◆ ENTRIES SHOWN
......
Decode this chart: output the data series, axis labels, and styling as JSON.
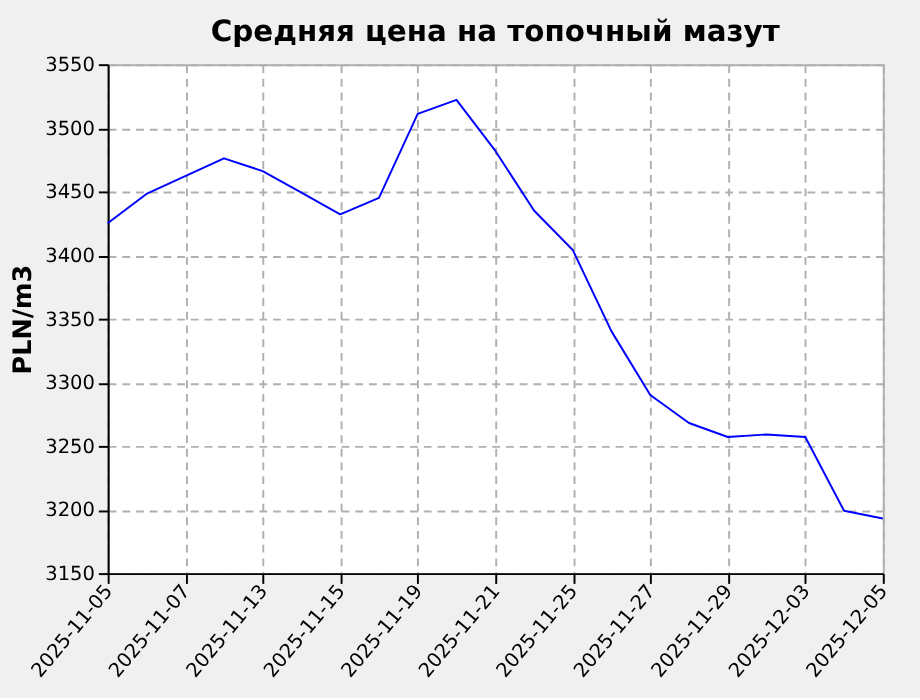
{
  "chart_data": {
    "type": "line",
    "title": "Средняя цена на топочный мазут",
    "ylabel": "PLN/m3",
    "categories": [
      "2025-11-05",
      null,
      "2025-11-07",
      null,
      "2025-11-13",
      null,
      "2025-11-15",
      null,
      "2025-11-19",
      null,
      "2025-11-21",
      null,
      "2025-11-25",
      null,
      "2025-11-27",
      null,
      "2025-11-29",
      null,
      "2025-12-03",
      null,
      "2025-12-05"
    ],
    "series": [
      {
        "color": "#0000ff",
        "values": [
          3425,
          3448,
          3462,
          3476,
          3466,
          3449,
          3432,
          3445,
          3511,
          3522,
          3482,
          3435,
          3404,
          3340,
          3290,
          3268,
          3257,
          3259,
          3257,
          3199,
          3193
        ]
      }
    ],
    "ylim": [
      3150,
      3550
    ],
    "yticks": [
      3150,
      3200,
      3250,
      3300,
      3350,
      3400,
      3450,
      3500,
      3550
    ],
    "grid": true,
    "marker": "none",
    "line_style": "solid"
  }
}
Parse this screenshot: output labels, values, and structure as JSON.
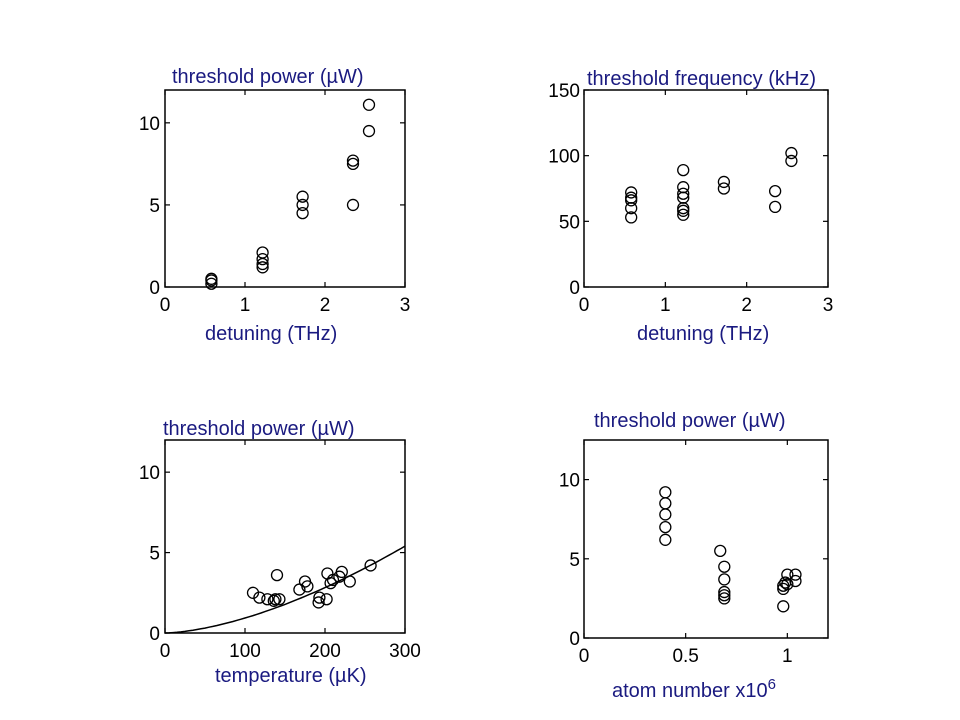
{
  "colors": {
    "label": "#1a1a80",
    "axis": "#000000",
    "marker": "#000000"
  },
  "chart_data": [
    {
      "type": "scatter",
      "title": "threshold power (µW)",
      "xlabel": "detuning (THz)",
      "ylabel": "",
      "xlim": [
        0,
        3
      ],
      "ylim": [
        0,
        12
      ],
      "xticks": [
        "0",
        "1",
        "2",
        "3"
      ],
      "yticks": [
        "0",
        "5",
        "10"
      ],
      "grid": false,
      "marker": "circle-open",
      "points": [
        [
          0.58,
          0.2
        ],
        [
          0.58,
          0.4
        ],
        [
          0.58,
          0.5
        ],
        [
          1.22,
          1.2
        ],
        [
          1.22,
          1.4
        ],
        [
          1.22,
          1.7
        ],
        [
          1.22,
          2.1
        ],
        [
          1.72,
          4.5
        ],
        [
          1.72,
          5.0
        ],
        [
          1.72,
          5.5
        ],
        [
          2.35,
          5.0
        ],
        [
          2.35,
          7.5
        ],
        [
          2.35,
          7.7
        ],
        [
          2.55,
          9.5
        ],
        [
          2.55,
          11.1
        ]
      ]
    },
    {
      "type": "scatter",
      "title": "threshold frequency (kHz)",
      "xlabel": "detuning (THz)",
      "ylabel": "",
      "xlim": [
        0,
        3
      ],
      "ylim": [
        0,
        150
      ],
      "xticks": [
        "0",
        "1",
        "2",
        "3"
      ],
      "yticks": [
        "0",
        "50",
        "100",
        "150"
      ],
      "grid": false,
      "marker": "circle-open",
      "points": [
        [
          0.58,
          53
        ],
        [
          0.58,
          60
        ],
        [
          0.58,
          66
        ],
        [
          0.58,
          68
        ],
        [
          0.58,
          72
        ],
        [
          1.22,
          55
        ],
        [
          1.22,
          58
        ],
        [
          1.22,
          60
        ],
        [
          1.22,
          68
        ],
        [
          1.22,
          71
        ],
        [
          1.22,
          76
        ],
        [
          1.22,
          89
        ],
        [
          1.72,
          75
        ],
        [
          1.72,
          80
        ],
        [
          2.35,
          61
        ],
        [
          2.35,
          73
        ],
        [
          2.55,
          96
        ],
        [
          2.55,
          102
        ]
      ]
    },
    {
      "type": "scatter",
      "title": "threshold power (µW)",
      "xlabel": "temperature (µK)",
      "ylabel": "",
      "xlim": [
        0,
        300
      ],
      "ylim": [
        0,
        12
      ],
      "xticks": [
        "0",
        "100",
        "200",
        "300"
      ],
      "yticks": [
        "0",
        "5",
        "10"
      ],
      "grid": false,
      "marker": "circle-open",
      "points": [
        [
          110,
          2.5
        ],
        [
          118,
          2.2
        ],
        [
          128,
          2.1
        ],
        [
          136,
          2.0
        ],
        [
          138,
          2.1
        ],
        [
          140,
          3.6
        ],
        [
          143,
          2.1
        ],
        [
          168,
          2.7
        ],
        [
          175,
          3.2
        ],
        [
          178,
          2.9
        ],
        [
          192,
          1.9
        ],
        [
          193,
          2.2
        ],
        [
          202,
          2.1
        ],
        [
          203,
          3.7
        ],
        [
          207,
          3.1
        ],
        [
          210,
          3.3
        ],
        [
          218,
          3.5
        ],
        [
          221,
          3.8
        ],
        [
          231,
          3.2
        ],
        [
          257,
          4.2
        ]
      ],
      "fit_curve": {
        "label": "",
        "formula": "P = 5.4 * (T/300)^1.6"
      }
    },
    {
      "type": "scatter",
      "title": "threshold power (µW)",
      "xlabel": "atom number x10",
      "xlabel_exponent": "6",
      "ylabel": "",
      "xlim": [
        0,
        1.2
      ],
      "ylim": [
        0,
        12.5
      ],
      "xticks": [
        "0",
        "0.5",
        "1"
      ],
      "yticks": [
        "0",
        "5",
        "10"
      ],
      "grid": false,
      "marker": "circle-open",
      "points": [
        [
          0.4,
          6.2
        ],
        [
          0.4,
          7.0
        ],
        [
          0.4,
          7.8
        ],
        [
          0.4,
          8.5
        ],
        [
          0.4,
          9.2
        ],
        [
          0.67,
          5.5
        ],
        [
          0.69,
          2.5
        ],
        [
          0.69,
          2.7
        ],
        [
          0.69,
          2.9
        ],
        [
          0.69,
          3.7
        ],
        [
          0.69,
          4.5
        ],
        [
          0.98,
          2.0
        ],
        [
          0.98,
          3.1
        ],
        [
          0.98,
          3.3
        ],
        [
          0.99,
          3.5
        ],
        [
          1.0,
          3.4
        ],
        [
          1.0,
          4.0
        ],
        [
          1.04,
          3.6
        ],
        [
          1.04,
          4.0
        ]
      ]
    }
  ]
}
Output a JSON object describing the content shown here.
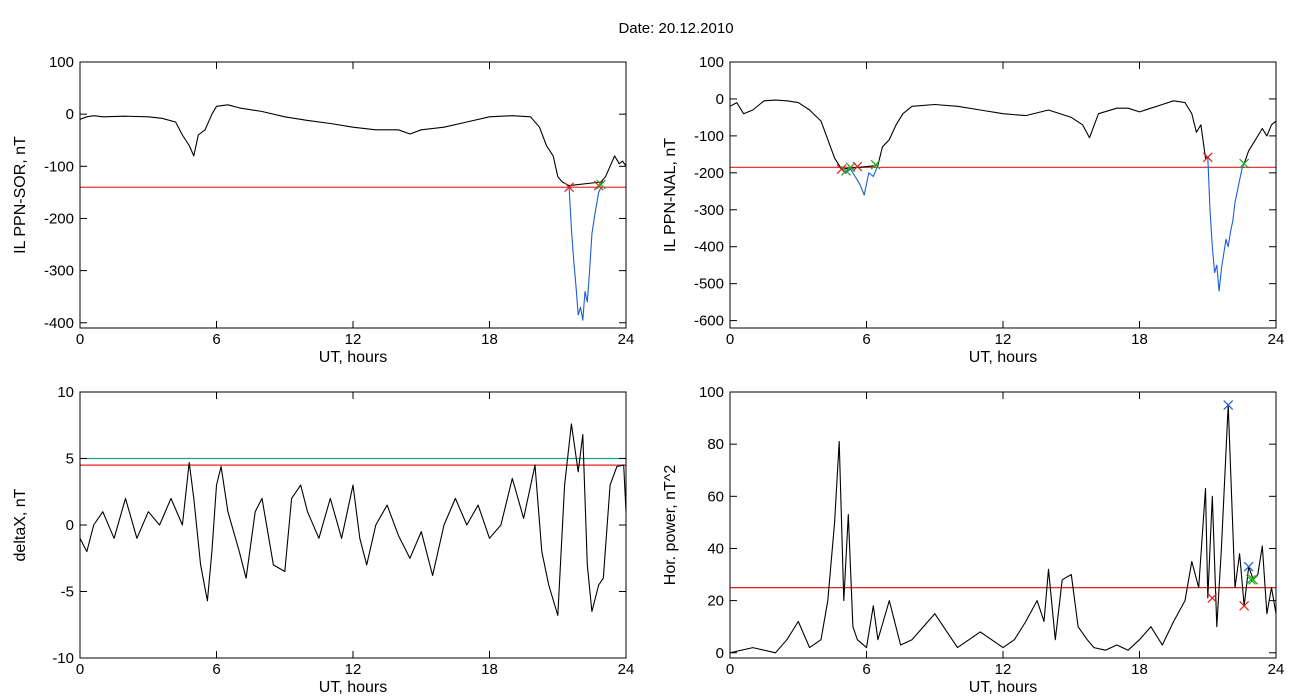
......
◆ TASK INSTRUCTIONS
In the records above, locate each line with the word "this". Copy all such lines.

◆ ANSWER
Decode this chart: output the data series, axis labels, and styling as JSON.
Parse this screenshot: output labels, values, and structure as JSON.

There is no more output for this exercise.